(Record extracts begins)
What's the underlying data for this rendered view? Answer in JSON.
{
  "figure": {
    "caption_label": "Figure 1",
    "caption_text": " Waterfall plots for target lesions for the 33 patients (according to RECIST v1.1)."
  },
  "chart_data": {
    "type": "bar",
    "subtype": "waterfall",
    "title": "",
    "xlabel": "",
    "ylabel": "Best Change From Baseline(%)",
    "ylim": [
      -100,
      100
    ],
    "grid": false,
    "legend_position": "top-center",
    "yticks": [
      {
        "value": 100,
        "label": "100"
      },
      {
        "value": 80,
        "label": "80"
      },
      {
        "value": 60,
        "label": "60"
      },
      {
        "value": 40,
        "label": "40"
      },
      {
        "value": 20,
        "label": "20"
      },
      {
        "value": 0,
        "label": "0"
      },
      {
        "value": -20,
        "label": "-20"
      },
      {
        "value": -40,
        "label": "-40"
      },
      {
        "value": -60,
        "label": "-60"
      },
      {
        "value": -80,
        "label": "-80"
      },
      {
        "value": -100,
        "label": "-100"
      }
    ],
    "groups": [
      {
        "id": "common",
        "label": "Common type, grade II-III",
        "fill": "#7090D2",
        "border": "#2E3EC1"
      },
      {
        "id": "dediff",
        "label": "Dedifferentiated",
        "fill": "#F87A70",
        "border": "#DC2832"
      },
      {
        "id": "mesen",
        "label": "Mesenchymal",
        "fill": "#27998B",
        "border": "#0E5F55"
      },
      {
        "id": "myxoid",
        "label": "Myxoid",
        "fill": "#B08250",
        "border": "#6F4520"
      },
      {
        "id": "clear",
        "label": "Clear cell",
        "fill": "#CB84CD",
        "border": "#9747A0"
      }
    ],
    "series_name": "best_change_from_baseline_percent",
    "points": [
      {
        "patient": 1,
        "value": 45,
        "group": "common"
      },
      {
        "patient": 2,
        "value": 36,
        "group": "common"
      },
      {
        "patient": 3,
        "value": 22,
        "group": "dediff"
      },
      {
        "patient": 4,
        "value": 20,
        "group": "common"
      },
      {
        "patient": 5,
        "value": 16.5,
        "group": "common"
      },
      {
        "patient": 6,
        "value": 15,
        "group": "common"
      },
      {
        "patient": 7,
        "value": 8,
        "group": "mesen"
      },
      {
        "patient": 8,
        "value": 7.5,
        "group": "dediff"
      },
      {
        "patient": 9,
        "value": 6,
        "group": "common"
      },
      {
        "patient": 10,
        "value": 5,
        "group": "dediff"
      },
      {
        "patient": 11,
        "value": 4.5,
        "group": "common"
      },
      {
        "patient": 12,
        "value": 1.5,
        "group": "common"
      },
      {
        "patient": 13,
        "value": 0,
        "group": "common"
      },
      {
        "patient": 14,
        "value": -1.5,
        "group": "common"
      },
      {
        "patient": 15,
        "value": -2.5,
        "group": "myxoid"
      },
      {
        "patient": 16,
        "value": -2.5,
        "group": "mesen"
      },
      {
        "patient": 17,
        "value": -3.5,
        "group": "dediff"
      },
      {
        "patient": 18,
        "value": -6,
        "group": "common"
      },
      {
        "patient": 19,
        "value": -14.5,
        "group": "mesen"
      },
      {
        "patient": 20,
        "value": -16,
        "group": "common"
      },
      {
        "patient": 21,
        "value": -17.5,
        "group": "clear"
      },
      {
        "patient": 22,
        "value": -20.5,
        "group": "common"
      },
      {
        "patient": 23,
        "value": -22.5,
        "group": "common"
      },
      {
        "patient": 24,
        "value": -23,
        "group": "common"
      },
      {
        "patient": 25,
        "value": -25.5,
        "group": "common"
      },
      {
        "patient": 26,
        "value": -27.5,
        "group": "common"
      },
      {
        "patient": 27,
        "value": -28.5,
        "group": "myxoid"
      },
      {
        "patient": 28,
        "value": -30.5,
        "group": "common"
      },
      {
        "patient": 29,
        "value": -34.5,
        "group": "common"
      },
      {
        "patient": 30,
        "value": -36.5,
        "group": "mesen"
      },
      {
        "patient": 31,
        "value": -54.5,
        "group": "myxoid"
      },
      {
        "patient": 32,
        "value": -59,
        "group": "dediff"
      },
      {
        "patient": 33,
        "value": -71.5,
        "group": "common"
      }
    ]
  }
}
(Record extracts ends)
**What you need to do**
Reproduce the preceding records exactly and completely.

**Reply**
What's the underlying data for this rendered view? Answer in JSON.
{
  "figure": {
    "caption_label": "Figure 1",
    "caption_text": " Waterfall plots for target lesions for the 33 patients (according to RECIST v1.1)."
  },
  "chart_data": {
    "type": "bar",
    "subtype": "waterfall",
    "title": "",
    "xlabel": "",
    "ylabel": "Best Change From Baseline(%)",
    "ylim": [
      -100,
      100
    ],
    "grid": false,
    "legend_position": "top-center",
    "yticks": [
      {
        "value": 100,
        "label": "100"
      },
      {
        "value": 80,
        "label": "80"
      },
      {
        "value": 60,
        "label": "60"
      },
      {
        "value": 40,
        "label": "40"
      },
      {
        "value": 20,
        "label": "20"
      },
      {
        "value": 0,
        "label": "0"
      },
      {
        "value": -20,
        "label": "-20"
      },
      {
        "value": -40,
        "label": "-40"
      },
      {
        "value": -60,
        "label": "-60"
      },
      {
        "value": -80,
        "label": "-80"
      },
      {
        "value": -100,
        "label": "-100"
      }
    ],
    "groups": [
      {
        "id": "common",
        "label": "Common type, grade II-III",
        "fill": "#7090D2",
        "border": "#2E3EC1"
      },
      {
        "id": "dediff",
        "label": "Dedifferentiated",
        "fill": "#F87A70",
        "border": "#DC2832"
      },
      {
        "id": "mesen",
        "label": "Mesenchymal",
        "fill": "#27998B",
        "border": "#0E5F55"
      },
      {
        "id": "myxoid",
        "label": "Myxoid",
        "fill": "#B08250",
        "border": "#6F4520"
      },
      {
        "id": "clear",
        "label": "Clear cell",
        "fill": "#CB84CD",
        "border": "#9747A0"
      }
    ],
    "series_name": "best_change_from_baseline_percent",
    "points": [
      {
        "patient": 1,
        "value": 45,
        "group": "common"
      },
      {
        "patient": 2,
        "value": 36,
        "group": "common"
      },
      {
        "patient": 3,
        "value": 22,
        "group": "dediff"
      },
      {
        "patient": 4,
        "value": 20,
        "group": "common"
      },
      {
        "patient": 5,
        "value": 16.5,
        "group": "common"
      },
      {
        "patient": 6,
        "value": 15,
        "group": "common"
      },
      {
        "patient": 7,
        "value": 8,
        "group": "mesen"
      },
      {
        "patient": 8,
        "value": 7.5,
        "group": "dediff"
      },
      {
        "patient": 9,
        "value": 6,
        "group": "common"
      },
      {
        "patient": 10,
        "value": 5,
        "group": "dediff"
      },
      {
        "patient": 11,
        "value": 4.5,
        "group": "common"
      },
      {
        "patient": 12,
        "value": 1.5,
        "group": "common"
      },
      {
        "patient": 13,
        "value": 0,
        "group": "common"
      },
      {
        "patient": 14,
        "value": -1.5,
        "group": "common"
      },
      {
        "patient": 15,
        "value": -2.5,
        "group": "myxoid"
      },
      {
        "patient": 16,
        "value": -2.5,
        "group": "mesen"
      },
      {
        "patient": 17,
        "value": -3.5,
        "group": "dediff"
      },
      {
        "patient": 18,
        "value": -6,
        "group": "common"
      },
      {
        "patient": 19,
        "value": -14.5,
        "group": "mesen"
      },
      {
        "patient": 20,
        "value": -16,
        "group": "common"
      },
      {
        "patient": 21,
        "value": -17.5,
        "group": "clear"
      },
      {
        "patient": 22,
        "value": -20.5,
        "group": "common"
      },
      {
        "patient": 23,
        "value": -22.5,
        "group": "common"
      },
      {
        "patient": 24,
        "value": -23,
        "group": "common"
      },
      {
        "patient": 25,
        "value": -25.5,
        "group": "common"
      },
      {
        "patient": 26,
        "value": -27.5,
        "group": "common"
      },
      {
        "patient": 27,
        "value": -28.5,
        "group": "myxoid"
      },
      {
        "patient": 28,
        "value": -30.5,
        "group": "common"
      },
      {
        "patient": 29,
        "value": -34.5,
        "group": "common"
      },
      {
        "patient": 30,
        "value": -36.5,
        "group": "mesen"
      },
      {
        "patient": 31,
        "value": -54.5,
        "group": "myxoid"
      },
      {
        "patient": 32,
        "value": -59,
        "group": "dediff"
      },
      {
        "patient": 33,
        "value": -71.5,
        "group": "common"
      }
    ]
  }
}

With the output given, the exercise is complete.